> _Written task_
Output every entry exactly as written.

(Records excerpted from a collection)
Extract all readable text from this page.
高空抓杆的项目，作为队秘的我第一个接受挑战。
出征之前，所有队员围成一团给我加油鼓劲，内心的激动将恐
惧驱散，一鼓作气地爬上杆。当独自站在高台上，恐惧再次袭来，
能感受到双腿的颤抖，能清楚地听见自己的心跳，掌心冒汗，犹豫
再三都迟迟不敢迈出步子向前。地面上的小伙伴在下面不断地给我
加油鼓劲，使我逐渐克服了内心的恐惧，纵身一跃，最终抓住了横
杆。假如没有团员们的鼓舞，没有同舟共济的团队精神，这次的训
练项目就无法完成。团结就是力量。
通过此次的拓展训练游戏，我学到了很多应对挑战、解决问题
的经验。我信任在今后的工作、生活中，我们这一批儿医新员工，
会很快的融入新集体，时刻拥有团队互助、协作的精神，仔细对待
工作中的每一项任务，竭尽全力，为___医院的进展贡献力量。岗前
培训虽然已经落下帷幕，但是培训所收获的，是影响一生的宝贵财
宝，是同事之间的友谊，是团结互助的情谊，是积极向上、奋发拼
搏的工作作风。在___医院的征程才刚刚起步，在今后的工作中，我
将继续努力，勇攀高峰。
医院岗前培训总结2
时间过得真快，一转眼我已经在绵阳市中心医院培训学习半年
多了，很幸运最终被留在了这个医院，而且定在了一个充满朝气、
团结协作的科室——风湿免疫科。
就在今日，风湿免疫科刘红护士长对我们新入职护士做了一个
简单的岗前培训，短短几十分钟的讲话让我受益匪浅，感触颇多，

> _Response to the task_
Extract all readable text from this page.
高空抓杆的项目，作为队秘的我第一个接受挑战。
出征之前，所有队员围成一团给我加油鼓劲，内心的激动将恐
惧驱散，一鼓作气地爬上杆。当独自站在高台上，恐惧再次袭来，
能感受到双腿的颤抖，能清楚地听见自己的心跳，掌心冒汗，犹豫
再三都迟迟不敢迈出步子向前。地面上的小伙伴在下面不断地给我
加油鼓劲，使我逐渐克服了内心的恐惧，纵身一跃，最终抓住了横
杆。假如没有团员们的鼓舞，没有同舟共济的团队精神，这次的训
练项目就无法完成。团结就是力量。
通过此次的拓展训练游戏，我学到了很多应对挑战、解决问题
的经验。我信任在今后的工作、生活中，我们这一批儿医新员工，
会很快的融入新集体，时刻拥有团队互助、协作的精神，仔细对待
工作中的每一项任务，竭尽全力，为___医院的进展贡献力量。岗前
培训虽然已经落下帷幕，但是培训所收获的，是影响一生的宝贵财
宝，是同事之间的友谊，是团结互助的情谊，是积极向上、奋发拼
搏的工作作风。在___医院的征程才刚刚起步，在今后的工作中，我
将继续努力，勇攀高峰。
医院岗前培训总结2
时间过得真快，一转眼我已经在绵阳市中心医院培训学习半年
多了，很幸运最终被留在了这个医院，而且定在了一个充满朝气、
团结协作的科室——风湿免疫科。
就在今日，风湿免疫科刘红护士长对我们新入职护士做了一个
简单的岗前培训，短短几十分钟的讲话让我受益匪浅，感触颇多，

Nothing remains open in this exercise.